(BRIEF): Edit the data below by replacing "interactable" with "clickable" wherever it occurs, leaving everything else unchanged.

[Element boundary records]
______________________________
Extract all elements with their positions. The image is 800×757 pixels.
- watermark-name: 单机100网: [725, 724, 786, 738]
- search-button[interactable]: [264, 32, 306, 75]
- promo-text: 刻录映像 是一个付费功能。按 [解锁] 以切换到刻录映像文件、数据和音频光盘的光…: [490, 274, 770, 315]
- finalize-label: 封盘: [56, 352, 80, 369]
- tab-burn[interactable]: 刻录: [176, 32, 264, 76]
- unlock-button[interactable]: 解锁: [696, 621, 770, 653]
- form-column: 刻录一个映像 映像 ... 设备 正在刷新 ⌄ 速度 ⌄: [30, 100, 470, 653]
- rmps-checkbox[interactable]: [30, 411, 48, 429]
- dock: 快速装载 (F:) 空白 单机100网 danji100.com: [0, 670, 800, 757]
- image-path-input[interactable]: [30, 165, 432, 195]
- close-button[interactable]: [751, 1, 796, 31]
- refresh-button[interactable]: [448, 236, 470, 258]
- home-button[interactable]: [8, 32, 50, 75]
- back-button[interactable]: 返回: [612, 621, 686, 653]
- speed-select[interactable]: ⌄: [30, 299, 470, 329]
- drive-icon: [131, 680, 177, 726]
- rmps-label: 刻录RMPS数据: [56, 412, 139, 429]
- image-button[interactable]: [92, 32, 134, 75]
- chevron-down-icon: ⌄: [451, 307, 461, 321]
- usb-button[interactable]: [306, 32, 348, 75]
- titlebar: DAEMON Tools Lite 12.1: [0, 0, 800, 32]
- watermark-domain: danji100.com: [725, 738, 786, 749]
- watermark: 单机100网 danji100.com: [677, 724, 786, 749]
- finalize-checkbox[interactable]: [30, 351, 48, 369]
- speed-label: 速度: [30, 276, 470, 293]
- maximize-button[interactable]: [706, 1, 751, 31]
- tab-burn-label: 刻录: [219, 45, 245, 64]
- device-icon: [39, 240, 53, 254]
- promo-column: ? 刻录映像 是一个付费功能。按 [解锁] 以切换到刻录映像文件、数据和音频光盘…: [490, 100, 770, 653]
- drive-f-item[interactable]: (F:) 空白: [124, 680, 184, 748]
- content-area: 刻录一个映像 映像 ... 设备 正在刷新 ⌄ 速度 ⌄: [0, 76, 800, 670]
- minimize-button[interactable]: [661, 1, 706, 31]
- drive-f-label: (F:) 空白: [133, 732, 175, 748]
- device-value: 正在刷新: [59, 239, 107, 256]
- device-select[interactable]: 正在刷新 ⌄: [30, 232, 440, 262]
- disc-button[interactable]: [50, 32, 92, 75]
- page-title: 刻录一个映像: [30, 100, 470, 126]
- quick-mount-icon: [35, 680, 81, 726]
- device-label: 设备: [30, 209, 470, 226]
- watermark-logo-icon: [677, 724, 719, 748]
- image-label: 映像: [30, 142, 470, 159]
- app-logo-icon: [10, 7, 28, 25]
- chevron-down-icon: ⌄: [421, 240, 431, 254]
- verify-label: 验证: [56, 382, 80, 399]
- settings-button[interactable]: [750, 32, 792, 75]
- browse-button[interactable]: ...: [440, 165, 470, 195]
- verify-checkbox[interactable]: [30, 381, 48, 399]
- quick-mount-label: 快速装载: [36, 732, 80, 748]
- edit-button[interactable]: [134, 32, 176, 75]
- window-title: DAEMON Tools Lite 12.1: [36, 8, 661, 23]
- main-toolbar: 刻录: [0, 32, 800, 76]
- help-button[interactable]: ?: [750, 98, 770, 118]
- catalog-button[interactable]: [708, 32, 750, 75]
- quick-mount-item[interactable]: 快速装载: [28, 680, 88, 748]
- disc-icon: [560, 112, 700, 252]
______________________________
(EXERCISE OUTPUT):
Extract all elements with their positions. The image is 800×757 pixels.
- watermark-name: 单机100网: [725, 724, 786, 738]
- search-button[clickable]: [264, 32, 306, 75]
- promo-text: 刻录映像 是一个付费功能。按 [解锁] 以切换到刻录映像文件、数据和音频光盘的光…: [490, 274, 770, 315]
- finalize-label: 封盘: [56, 352, 80, 369]
- tab-burn[clickable]: 刻录: [176, 32, 264, 76]
- unlock-button[clickable]: 解锁: [696, 621, 770, 653]
- form-column: 刻录一个映像 映像 ... 设备 正在刷新 ⌄ 速度 ⌄: [30, 100, 470, 653]
- rmps-checkbox[clickable]: [30, 411, 48, 429]
- dock: 快速装载 (F:) 空白 单机100网 danji100.com: [0, 670, 800, 757]
- image-path-input[clickable]: [30, 165, 432, 195]
- close-button[clickable]: [751, 1, 796, 31]
- refresh-button[clickable]: [448, 236, 470, 258]
- home-button[clickable]: [8, 32, 50, 75]
- back-button[clickable]: 返回: [612, 621, 686, 653]
- speed-select[clickable]: ⌄: [30, 299, 470, 329]
- drive-icon: [131, 680, 177, 726]
- rmps-label: 刻录RMPS数据: [56, 412, 139, 429]
- image-button[clickable]: [92, 32, 134, 75]
- chevron-down-icon: ⌄: [451, 307, 461, 321]
- usb-button[clickable]: [306, 32, 348, 75]
- titlebar: DAEMON Tools Lite 12.1: [0, 0, 800, 32]
- watermark-domain: danji100.com: [725, 738, 786, 749]
- watermark: 单机100网 danji100.com: [677, 724, 786, 749]
- finalize-checkbox[clickable]: [30, 351, 48, 369]
- speed-label: 速度: [30, 276, 470, 293]
- maximize-button[clickable]: [706, 1, 751, 31]
- tab-burn-label: 刻录: [219, 45, 245, 64]
- device-icon: [39, 240, 53, 254]
- promo-column: ? 刻录映像 是一个付费功能。按 [解锁] 以切换到刻录映像文件、数据和音频光盘…: [490, 100, 770, 653]
- drive-f-item[clickable]: (F:) 空白: [124, 680, 184, 748]
- content-area: 刻录一个映像 映像 ... 设备 正在刷新 ⌄ 速度 ⌄: [0, 76, 800, 670]
- minimize-button[clickable]: [661, 1, 706, 31]
- drive-f-label: (F:) 空白: [133, 732, 175, 748]
- device-value: 正在刷新: [59, 239, 107, 256]
- device-select[clickable]: 正在刷新 ⌄: [30, 232, 440, 262]
- disc-button[clickable]: [50, 32, 92, 75]
- page-title: 刻录一个映像: [30, 100, 470, 126]
- quick-mount-icon: [35, 680, 81, 726]
- device-label: 设备: [30, 209, 470, 226]
- watermark-logo-icon: [677, 724, 719, 748]
- image-label: 映像: [30, 142, 470, 159]
- app-logo-icon: [10, 7, 28, 25]
- chevron-down-icon: ⌄: [421, 240, 431, 254]
- verify-label: 验证: [56, 382, 80, 399]
- settings-button[clickable]: [750, 32, 792, 75]
- browse-button[clickable]: ...: [440, 165, 470, 195]
- verify-checkbox[clickable]: [30, 381, 48, 399]
- quick-mount-label: 快速装载: [36, 732, 80, 748]
- edit-button[clickable]: [134, 32, 176, 75]
- window-title: DAEMON Tools Lite 12.1: [36, 8, 661, 23]
- main-toolbar: 刻录: [0, 32, 800, 76]
- help-button[clickable]: ?: [750, 98, 770, 118]
- catalog-button[clickable]: [708, 32, 750, 75]
- quick-mount-item[clickable]: 快速装载: [28, 680, 88, 748]
- disc-icon: [560, 112, 700, 252]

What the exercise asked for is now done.